-- Start of Rows --

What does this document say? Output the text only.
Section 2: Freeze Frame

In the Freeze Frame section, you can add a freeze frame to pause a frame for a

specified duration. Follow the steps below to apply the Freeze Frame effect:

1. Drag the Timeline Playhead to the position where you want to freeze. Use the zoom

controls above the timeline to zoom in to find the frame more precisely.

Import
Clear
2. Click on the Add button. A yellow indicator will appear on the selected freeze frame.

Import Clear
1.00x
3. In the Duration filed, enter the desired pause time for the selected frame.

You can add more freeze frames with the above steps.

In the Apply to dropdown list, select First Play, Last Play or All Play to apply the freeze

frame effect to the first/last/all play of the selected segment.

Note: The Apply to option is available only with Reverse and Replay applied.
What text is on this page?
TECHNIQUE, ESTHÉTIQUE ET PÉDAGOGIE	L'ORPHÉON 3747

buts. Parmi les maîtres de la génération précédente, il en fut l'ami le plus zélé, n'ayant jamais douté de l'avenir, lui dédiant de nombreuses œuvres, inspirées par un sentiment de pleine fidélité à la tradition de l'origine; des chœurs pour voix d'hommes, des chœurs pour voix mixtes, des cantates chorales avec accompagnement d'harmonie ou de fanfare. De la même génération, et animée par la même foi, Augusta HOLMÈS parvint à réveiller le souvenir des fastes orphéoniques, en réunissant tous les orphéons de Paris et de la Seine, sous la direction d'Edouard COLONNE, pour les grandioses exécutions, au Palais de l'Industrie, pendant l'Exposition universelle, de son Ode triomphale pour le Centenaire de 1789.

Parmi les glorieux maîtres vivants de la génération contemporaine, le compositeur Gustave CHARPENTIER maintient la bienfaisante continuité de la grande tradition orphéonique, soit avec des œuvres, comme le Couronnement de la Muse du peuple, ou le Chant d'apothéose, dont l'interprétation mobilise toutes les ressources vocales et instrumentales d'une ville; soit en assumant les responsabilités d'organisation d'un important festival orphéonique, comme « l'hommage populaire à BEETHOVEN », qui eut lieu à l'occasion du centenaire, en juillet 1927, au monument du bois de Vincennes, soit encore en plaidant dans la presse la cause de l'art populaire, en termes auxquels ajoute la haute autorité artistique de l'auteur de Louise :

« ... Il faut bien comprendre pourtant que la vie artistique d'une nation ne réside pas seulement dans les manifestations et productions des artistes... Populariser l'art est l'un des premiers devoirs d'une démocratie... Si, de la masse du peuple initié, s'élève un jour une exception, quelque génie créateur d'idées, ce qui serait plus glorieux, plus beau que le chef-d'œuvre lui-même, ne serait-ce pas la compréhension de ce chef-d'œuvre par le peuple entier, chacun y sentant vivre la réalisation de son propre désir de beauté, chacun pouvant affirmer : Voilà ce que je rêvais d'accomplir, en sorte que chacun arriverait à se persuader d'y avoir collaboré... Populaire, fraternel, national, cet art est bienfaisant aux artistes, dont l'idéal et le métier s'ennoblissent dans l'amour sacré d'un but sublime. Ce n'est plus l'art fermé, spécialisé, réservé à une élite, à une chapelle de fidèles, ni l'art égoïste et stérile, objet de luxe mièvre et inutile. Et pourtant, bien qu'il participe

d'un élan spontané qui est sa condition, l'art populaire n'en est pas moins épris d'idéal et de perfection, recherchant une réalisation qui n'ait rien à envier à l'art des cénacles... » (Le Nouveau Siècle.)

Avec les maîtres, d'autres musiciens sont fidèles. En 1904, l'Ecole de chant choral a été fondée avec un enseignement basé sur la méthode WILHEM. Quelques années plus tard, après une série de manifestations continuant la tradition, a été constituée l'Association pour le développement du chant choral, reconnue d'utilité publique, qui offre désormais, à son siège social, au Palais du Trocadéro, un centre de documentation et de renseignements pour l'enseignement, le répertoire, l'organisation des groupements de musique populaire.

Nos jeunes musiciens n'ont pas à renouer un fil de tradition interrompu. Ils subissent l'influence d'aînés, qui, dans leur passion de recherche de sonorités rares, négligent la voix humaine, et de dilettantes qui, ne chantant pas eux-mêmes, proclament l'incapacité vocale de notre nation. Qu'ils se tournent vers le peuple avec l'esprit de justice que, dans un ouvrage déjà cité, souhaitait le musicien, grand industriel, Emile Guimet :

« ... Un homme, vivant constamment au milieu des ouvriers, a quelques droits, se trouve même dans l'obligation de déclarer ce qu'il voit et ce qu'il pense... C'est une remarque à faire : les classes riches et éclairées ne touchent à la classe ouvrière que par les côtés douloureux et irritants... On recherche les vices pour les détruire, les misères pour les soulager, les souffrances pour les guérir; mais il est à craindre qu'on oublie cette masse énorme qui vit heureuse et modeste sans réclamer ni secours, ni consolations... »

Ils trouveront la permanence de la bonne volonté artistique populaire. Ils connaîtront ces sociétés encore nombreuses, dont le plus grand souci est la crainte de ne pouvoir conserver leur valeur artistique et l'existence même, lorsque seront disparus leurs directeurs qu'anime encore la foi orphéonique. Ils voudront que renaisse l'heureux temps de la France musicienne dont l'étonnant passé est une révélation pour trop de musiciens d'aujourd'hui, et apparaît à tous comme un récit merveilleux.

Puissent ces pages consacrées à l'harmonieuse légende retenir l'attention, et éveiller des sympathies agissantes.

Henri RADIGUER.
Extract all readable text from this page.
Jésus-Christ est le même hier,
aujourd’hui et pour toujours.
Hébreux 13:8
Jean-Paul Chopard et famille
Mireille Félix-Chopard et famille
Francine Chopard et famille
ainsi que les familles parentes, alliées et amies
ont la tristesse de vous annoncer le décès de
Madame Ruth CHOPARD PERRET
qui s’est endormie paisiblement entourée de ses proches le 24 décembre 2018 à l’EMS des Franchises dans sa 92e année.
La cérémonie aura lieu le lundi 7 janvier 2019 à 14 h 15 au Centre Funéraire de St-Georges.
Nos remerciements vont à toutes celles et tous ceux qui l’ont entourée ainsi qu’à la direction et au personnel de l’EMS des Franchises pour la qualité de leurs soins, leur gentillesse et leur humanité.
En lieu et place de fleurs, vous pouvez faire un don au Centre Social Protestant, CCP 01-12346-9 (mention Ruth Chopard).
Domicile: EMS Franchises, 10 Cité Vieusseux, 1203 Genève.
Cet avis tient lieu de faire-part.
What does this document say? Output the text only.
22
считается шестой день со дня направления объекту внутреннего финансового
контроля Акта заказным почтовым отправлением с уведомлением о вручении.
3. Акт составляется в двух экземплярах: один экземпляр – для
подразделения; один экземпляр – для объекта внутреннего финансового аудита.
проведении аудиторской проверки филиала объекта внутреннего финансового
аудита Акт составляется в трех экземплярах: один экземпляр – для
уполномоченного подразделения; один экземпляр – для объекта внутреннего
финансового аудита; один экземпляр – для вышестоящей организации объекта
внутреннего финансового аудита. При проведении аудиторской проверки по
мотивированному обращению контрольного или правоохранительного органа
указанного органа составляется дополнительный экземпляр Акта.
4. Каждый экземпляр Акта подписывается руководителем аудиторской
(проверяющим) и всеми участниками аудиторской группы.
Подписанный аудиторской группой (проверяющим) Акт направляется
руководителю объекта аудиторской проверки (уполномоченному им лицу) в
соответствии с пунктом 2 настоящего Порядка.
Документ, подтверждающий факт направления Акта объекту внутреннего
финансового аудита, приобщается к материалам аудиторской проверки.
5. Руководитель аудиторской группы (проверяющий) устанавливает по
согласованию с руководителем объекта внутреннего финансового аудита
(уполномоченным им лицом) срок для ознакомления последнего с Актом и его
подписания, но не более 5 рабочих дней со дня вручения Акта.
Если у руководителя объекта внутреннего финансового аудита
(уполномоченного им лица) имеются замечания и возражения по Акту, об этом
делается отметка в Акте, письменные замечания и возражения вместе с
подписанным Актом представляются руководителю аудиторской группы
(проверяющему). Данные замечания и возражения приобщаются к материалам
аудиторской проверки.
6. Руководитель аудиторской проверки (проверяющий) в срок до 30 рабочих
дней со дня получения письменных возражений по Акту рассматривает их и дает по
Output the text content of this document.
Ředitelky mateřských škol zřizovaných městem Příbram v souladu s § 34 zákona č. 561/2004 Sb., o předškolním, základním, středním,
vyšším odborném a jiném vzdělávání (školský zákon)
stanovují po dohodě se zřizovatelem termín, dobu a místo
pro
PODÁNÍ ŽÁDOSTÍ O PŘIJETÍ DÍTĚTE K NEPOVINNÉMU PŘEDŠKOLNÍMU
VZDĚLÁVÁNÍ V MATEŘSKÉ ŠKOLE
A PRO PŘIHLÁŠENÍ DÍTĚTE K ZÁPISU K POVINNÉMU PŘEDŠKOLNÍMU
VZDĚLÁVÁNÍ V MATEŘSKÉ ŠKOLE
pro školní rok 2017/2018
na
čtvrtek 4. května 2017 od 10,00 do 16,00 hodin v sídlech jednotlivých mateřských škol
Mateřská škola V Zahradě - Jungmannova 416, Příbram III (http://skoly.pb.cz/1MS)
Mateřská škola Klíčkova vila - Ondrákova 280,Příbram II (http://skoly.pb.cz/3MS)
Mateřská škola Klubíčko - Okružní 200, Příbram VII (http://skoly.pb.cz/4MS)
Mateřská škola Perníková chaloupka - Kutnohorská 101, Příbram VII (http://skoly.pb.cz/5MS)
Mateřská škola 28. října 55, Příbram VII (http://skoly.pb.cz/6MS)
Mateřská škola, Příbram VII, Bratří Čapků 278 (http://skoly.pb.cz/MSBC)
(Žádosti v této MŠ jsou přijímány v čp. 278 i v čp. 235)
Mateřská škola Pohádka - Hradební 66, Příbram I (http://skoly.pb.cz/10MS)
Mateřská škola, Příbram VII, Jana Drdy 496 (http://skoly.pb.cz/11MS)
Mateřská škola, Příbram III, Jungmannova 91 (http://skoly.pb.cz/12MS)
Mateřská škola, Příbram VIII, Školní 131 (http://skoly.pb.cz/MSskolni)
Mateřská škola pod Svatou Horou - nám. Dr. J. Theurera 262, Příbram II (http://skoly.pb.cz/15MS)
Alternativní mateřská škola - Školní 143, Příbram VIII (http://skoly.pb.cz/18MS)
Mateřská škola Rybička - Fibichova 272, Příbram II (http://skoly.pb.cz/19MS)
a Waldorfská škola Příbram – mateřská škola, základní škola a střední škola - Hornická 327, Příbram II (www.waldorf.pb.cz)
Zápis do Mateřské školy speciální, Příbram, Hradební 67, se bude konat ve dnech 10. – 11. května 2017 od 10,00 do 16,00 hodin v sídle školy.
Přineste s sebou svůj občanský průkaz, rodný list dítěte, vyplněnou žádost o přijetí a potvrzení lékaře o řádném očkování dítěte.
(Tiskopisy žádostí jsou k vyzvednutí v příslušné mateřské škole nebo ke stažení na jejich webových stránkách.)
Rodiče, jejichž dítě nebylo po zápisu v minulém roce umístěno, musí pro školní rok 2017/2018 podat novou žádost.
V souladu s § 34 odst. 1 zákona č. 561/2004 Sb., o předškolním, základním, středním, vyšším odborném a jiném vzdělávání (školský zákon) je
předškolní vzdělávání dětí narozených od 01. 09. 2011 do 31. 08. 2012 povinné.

-- End of Rows --

What the exercise asks>
Going through the records above, state how many lines carry "aujourd", with no other text.

Answer below>
2